*Work instructions*
Reproduce each line from the records that holds "Working".

--------------------------------------------------

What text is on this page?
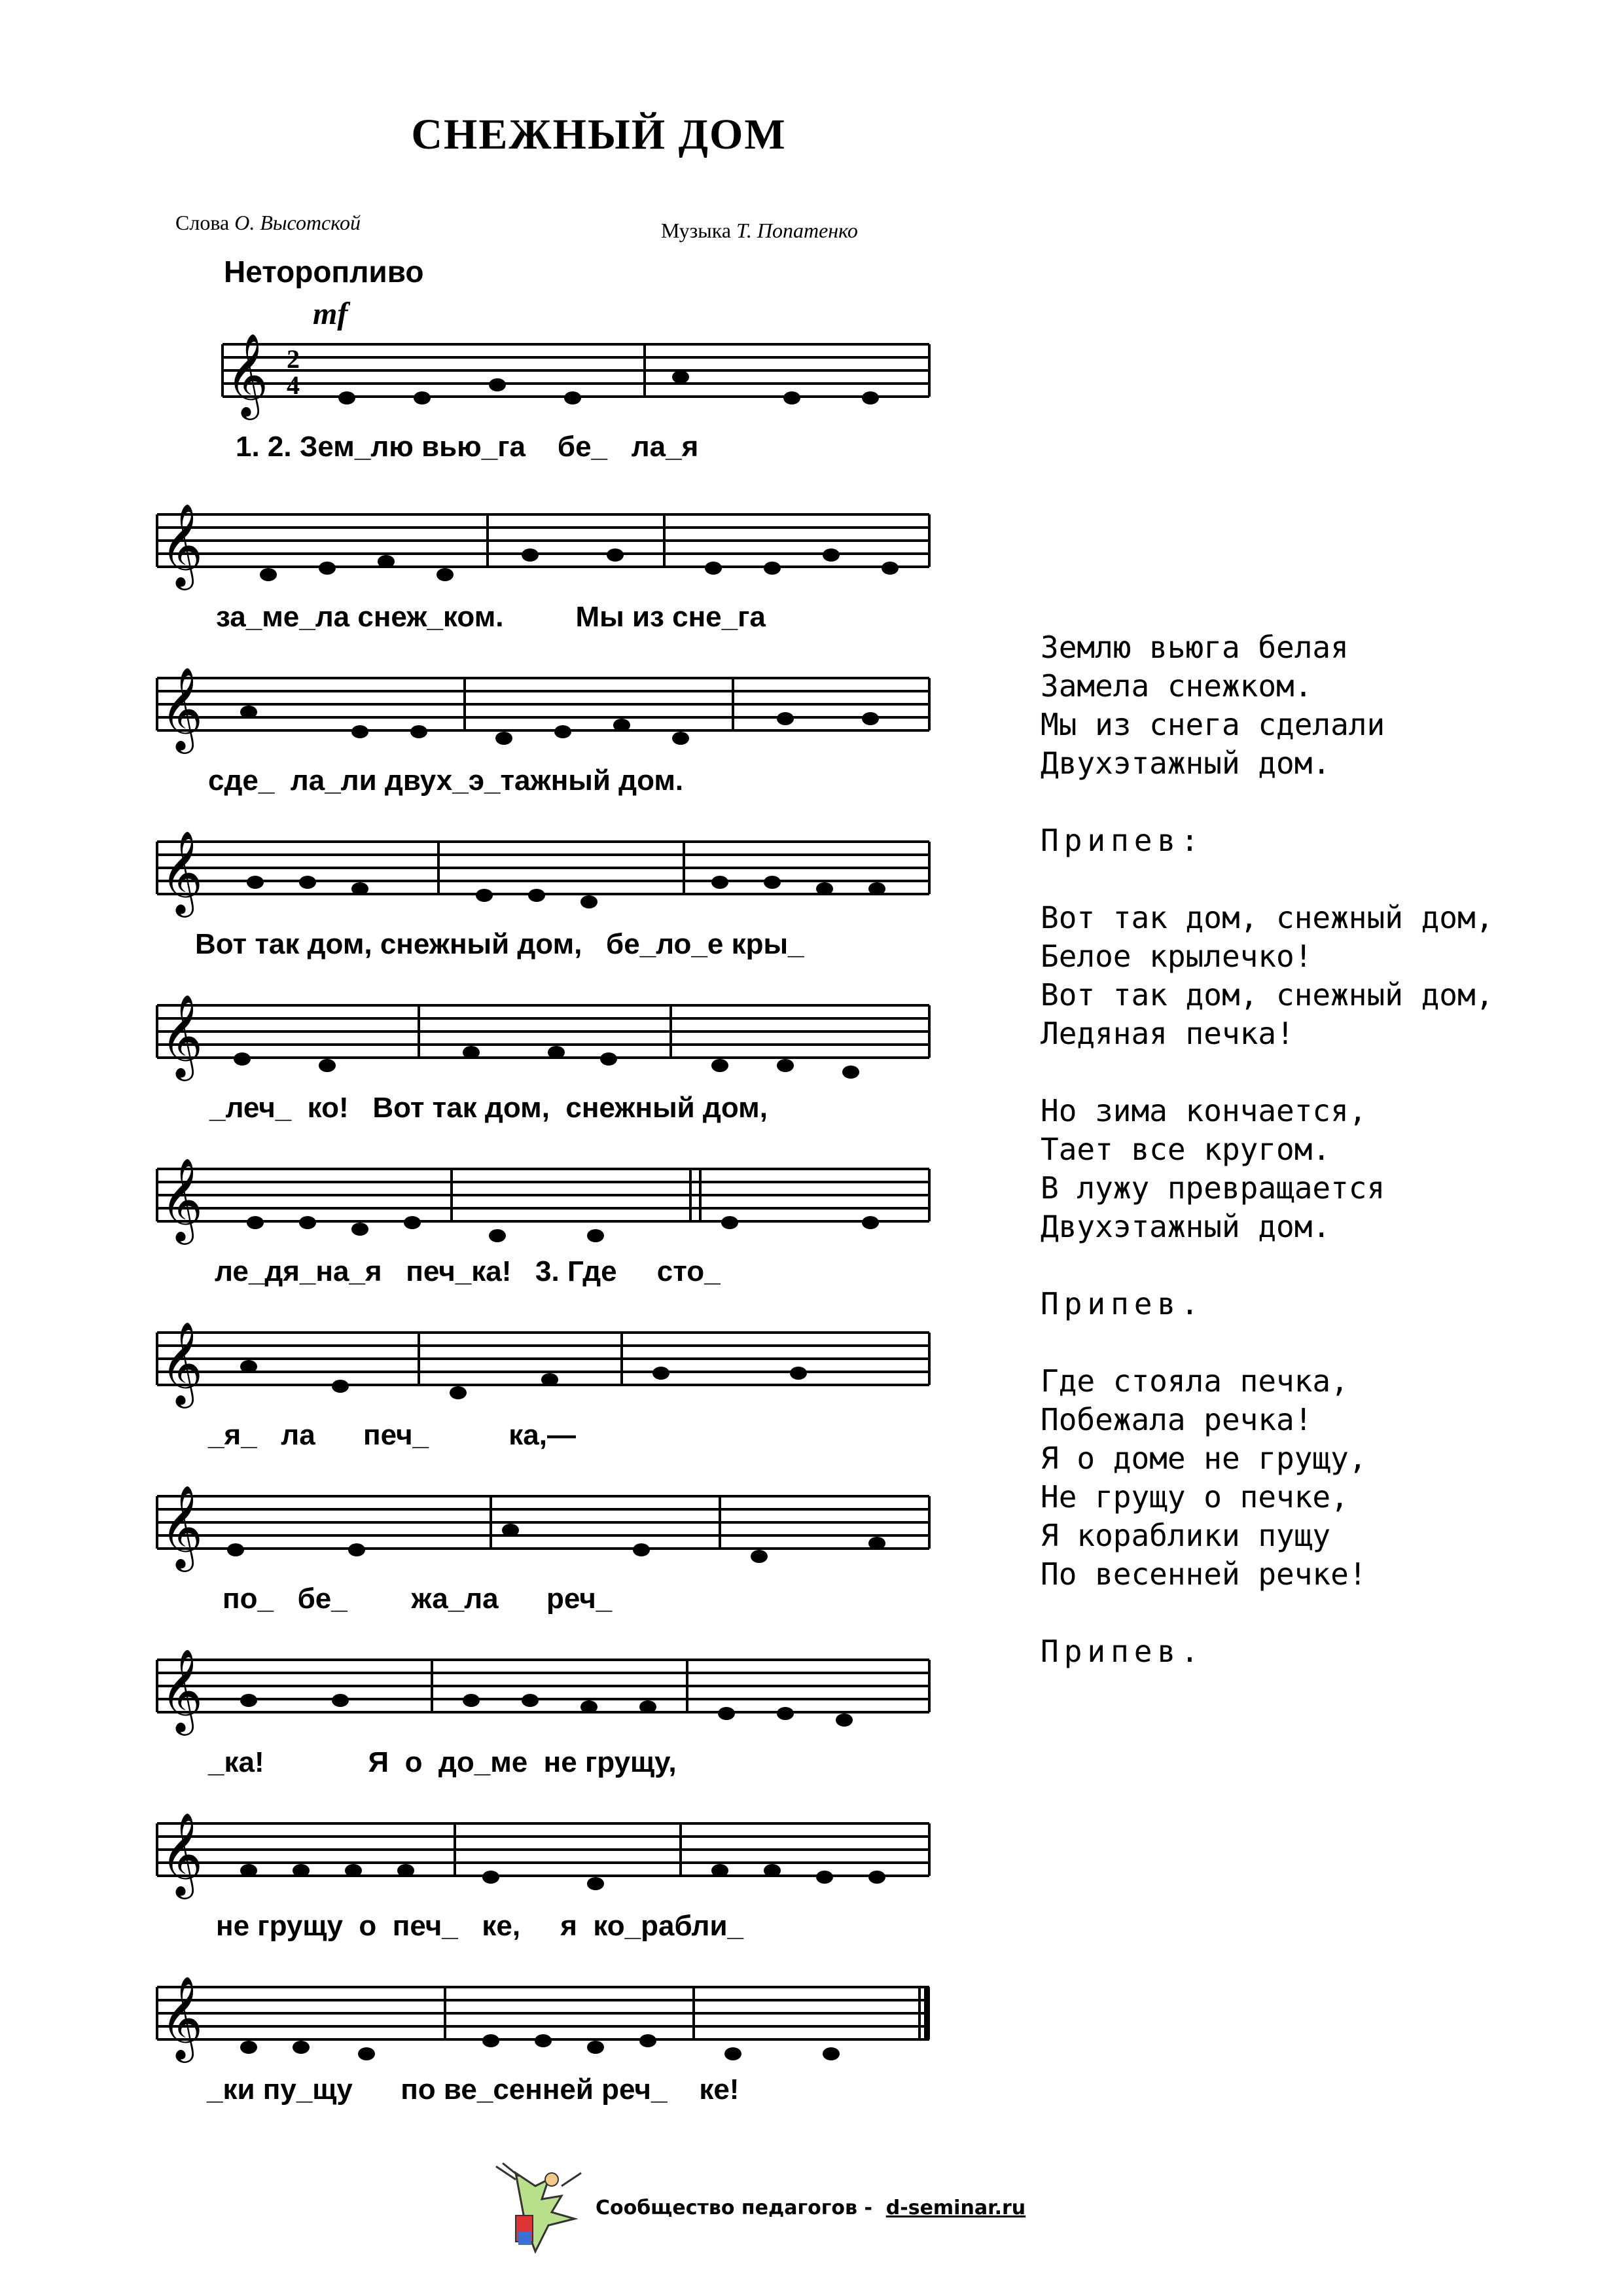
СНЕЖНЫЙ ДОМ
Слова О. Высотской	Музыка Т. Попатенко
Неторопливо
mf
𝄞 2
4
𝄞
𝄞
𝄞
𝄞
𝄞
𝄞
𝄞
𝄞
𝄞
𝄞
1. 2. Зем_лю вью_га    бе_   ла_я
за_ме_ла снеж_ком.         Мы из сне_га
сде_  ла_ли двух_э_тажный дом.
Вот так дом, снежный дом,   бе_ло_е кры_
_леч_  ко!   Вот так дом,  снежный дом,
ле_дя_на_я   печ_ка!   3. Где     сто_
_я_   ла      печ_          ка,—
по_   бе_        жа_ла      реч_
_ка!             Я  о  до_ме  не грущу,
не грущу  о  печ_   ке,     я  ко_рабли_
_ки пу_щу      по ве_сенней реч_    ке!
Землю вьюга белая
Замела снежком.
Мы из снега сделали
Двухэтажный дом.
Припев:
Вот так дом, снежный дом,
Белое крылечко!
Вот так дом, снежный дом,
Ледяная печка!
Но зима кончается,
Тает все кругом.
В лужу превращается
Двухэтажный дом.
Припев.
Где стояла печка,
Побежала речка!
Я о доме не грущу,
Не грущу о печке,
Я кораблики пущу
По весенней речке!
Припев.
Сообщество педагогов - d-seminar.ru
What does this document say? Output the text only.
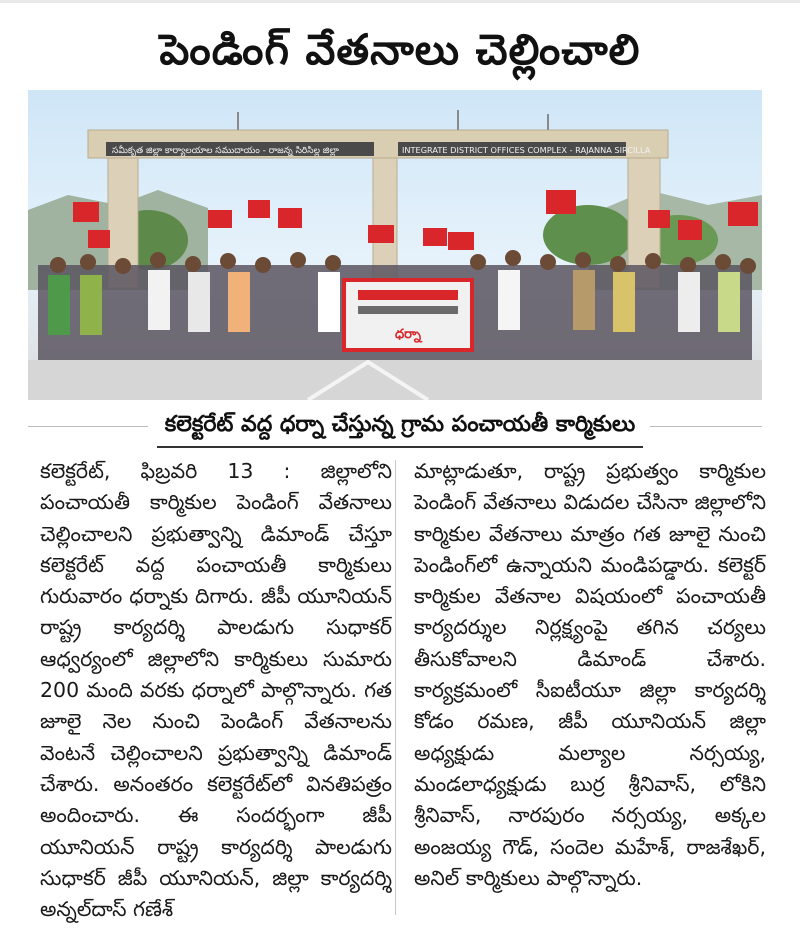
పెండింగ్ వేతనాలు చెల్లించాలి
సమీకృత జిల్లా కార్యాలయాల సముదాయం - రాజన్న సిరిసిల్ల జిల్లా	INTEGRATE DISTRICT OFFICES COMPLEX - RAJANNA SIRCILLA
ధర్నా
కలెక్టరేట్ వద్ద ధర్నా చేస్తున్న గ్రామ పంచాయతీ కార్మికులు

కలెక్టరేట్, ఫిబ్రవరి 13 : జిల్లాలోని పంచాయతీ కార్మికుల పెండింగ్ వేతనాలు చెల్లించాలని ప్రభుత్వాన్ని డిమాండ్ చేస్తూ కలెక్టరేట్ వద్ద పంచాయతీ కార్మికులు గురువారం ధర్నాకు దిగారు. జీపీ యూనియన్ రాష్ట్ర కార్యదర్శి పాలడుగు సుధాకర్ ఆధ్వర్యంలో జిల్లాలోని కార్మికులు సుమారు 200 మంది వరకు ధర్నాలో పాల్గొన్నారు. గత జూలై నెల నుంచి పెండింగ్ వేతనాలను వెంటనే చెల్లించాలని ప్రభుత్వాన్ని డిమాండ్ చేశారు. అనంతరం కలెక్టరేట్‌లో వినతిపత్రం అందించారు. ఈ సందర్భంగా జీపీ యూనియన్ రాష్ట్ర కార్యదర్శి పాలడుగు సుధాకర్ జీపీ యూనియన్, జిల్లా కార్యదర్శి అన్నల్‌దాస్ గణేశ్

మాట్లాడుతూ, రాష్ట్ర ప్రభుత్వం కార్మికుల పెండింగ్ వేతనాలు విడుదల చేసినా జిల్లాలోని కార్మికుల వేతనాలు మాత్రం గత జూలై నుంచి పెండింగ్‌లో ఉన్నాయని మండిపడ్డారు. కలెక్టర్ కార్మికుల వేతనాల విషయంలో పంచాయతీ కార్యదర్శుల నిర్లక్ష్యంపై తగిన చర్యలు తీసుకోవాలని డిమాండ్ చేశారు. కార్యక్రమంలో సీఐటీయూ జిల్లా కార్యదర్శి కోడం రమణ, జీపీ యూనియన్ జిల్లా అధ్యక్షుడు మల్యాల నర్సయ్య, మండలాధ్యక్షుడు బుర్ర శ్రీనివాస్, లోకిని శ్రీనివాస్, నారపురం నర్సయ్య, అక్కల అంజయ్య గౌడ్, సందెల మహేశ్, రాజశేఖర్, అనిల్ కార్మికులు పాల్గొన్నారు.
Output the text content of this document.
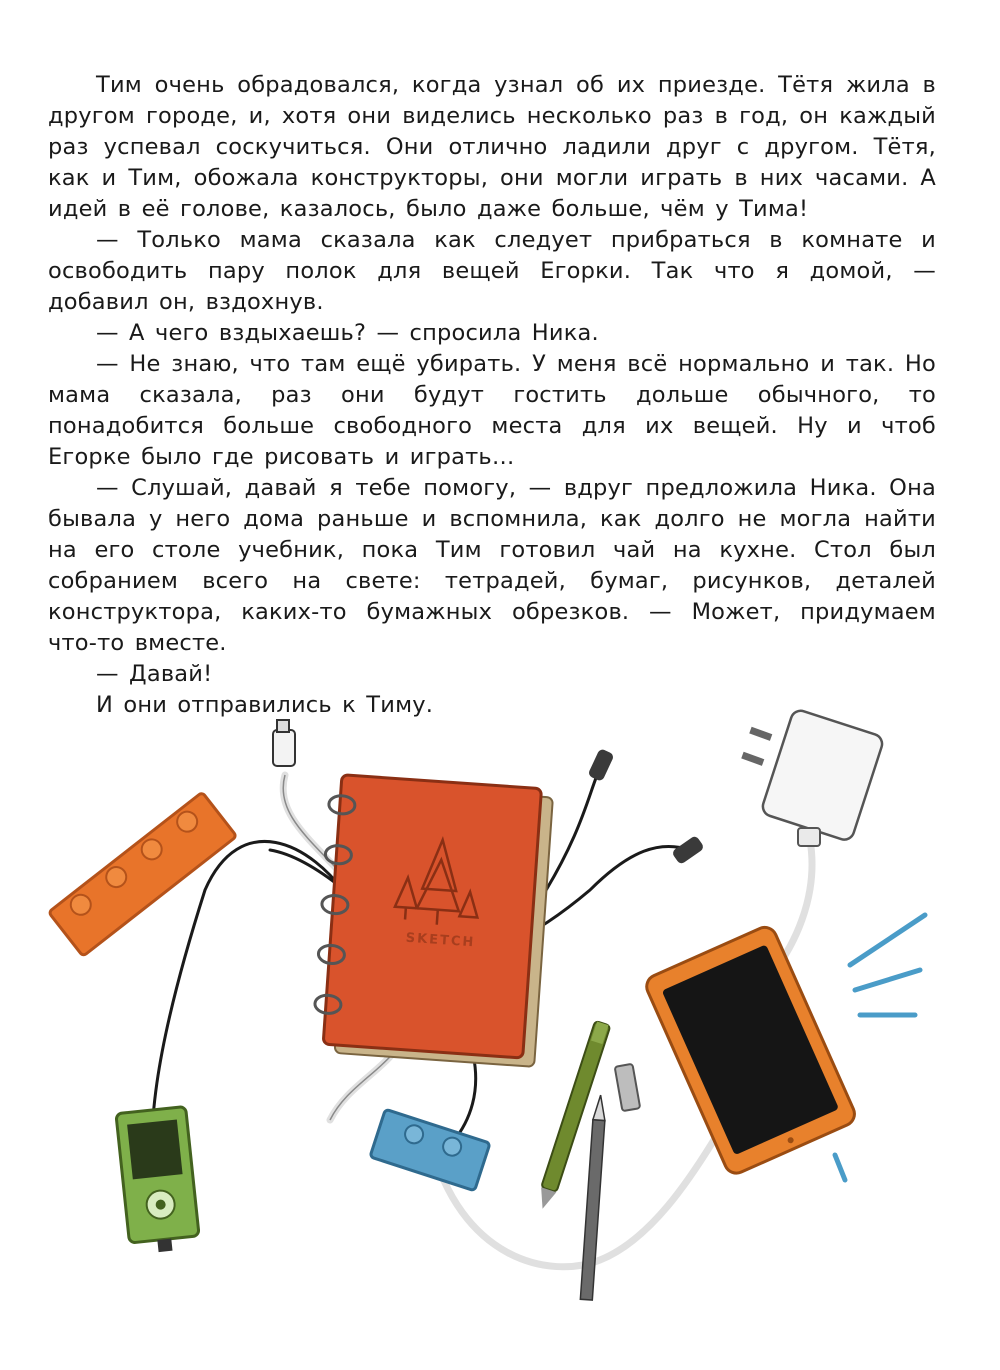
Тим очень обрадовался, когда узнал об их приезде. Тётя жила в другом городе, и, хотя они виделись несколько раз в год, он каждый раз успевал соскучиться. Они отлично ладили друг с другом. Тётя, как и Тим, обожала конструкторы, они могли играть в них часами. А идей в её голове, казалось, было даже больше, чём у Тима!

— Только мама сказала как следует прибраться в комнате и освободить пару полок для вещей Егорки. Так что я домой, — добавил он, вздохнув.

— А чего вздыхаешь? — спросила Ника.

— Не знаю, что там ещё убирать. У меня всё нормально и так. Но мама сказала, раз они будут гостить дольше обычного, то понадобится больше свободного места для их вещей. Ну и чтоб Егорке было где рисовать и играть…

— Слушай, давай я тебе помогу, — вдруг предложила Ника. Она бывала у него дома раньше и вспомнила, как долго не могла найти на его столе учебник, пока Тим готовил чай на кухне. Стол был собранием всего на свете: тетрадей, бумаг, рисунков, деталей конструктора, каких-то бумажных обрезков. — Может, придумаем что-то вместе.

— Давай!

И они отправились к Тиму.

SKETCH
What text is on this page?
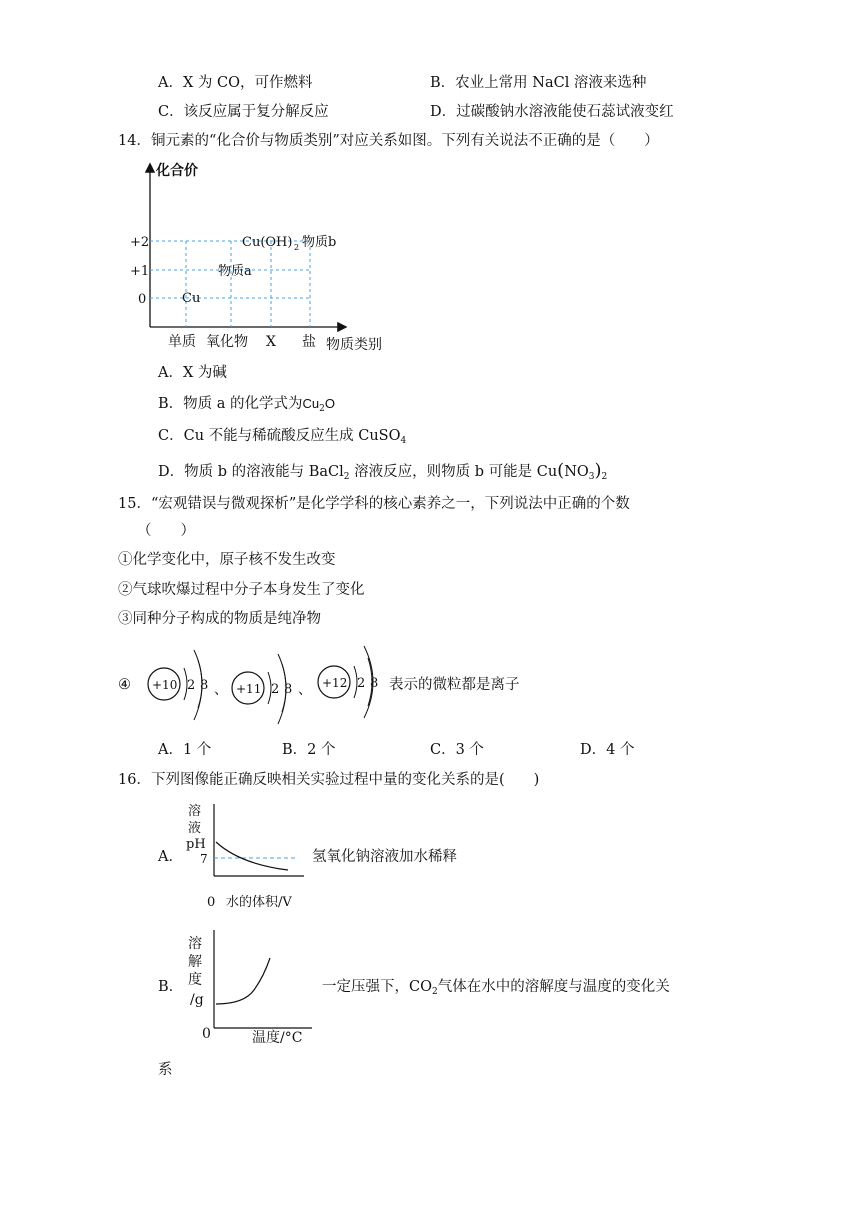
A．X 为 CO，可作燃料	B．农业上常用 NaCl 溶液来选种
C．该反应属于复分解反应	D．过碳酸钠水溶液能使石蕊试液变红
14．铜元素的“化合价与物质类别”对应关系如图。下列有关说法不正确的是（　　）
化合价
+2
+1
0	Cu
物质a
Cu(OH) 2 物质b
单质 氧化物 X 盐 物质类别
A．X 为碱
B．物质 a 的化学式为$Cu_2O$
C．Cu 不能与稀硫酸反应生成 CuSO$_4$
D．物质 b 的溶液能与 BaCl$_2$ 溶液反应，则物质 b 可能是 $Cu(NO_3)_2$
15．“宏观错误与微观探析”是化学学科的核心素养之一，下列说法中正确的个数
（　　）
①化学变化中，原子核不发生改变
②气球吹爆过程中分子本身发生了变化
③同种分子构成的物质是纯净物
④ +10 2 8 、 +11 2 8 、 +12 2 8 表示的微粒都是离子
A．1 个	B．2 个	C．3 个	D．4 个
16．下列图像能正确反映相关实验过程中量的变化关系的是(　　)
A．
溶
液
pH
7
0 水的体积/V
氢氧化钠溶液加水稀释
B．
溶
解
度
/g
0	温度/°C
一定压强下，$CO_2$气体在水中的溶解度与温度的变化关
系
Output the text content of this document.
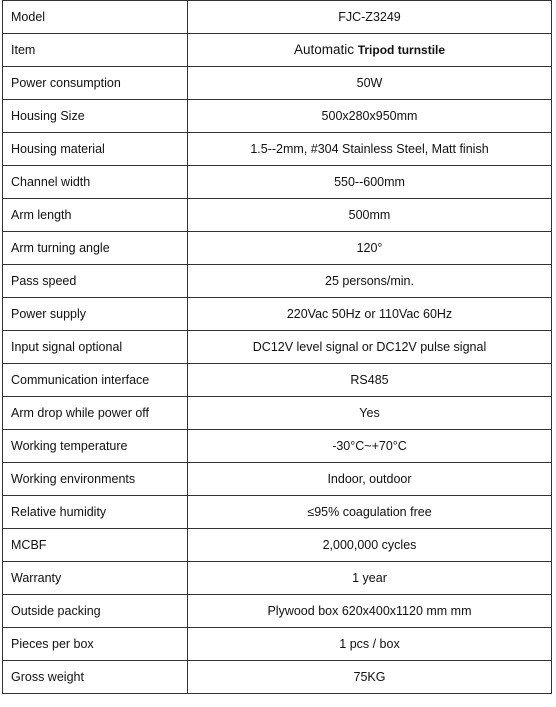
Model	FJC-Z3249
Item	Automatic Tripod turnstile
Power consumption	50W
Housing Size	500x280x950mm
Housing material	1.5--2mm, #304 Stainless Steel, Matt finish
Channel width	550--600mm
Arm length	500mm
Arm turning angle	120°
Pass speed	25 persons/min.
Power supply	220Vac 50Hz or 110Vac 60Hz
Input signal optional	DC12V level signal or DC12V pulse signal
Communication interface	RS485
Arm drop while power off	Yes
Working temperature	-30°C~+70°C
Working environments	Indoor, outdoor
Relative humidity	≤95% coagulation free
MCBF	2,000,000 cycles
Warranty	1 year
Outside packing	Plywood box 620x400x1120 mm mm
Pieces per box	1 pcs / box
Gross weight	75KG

--------------------------------------------------

*Right answer*
Working temperature	-30°C~+70°C
Working environments	Indoor, outdoor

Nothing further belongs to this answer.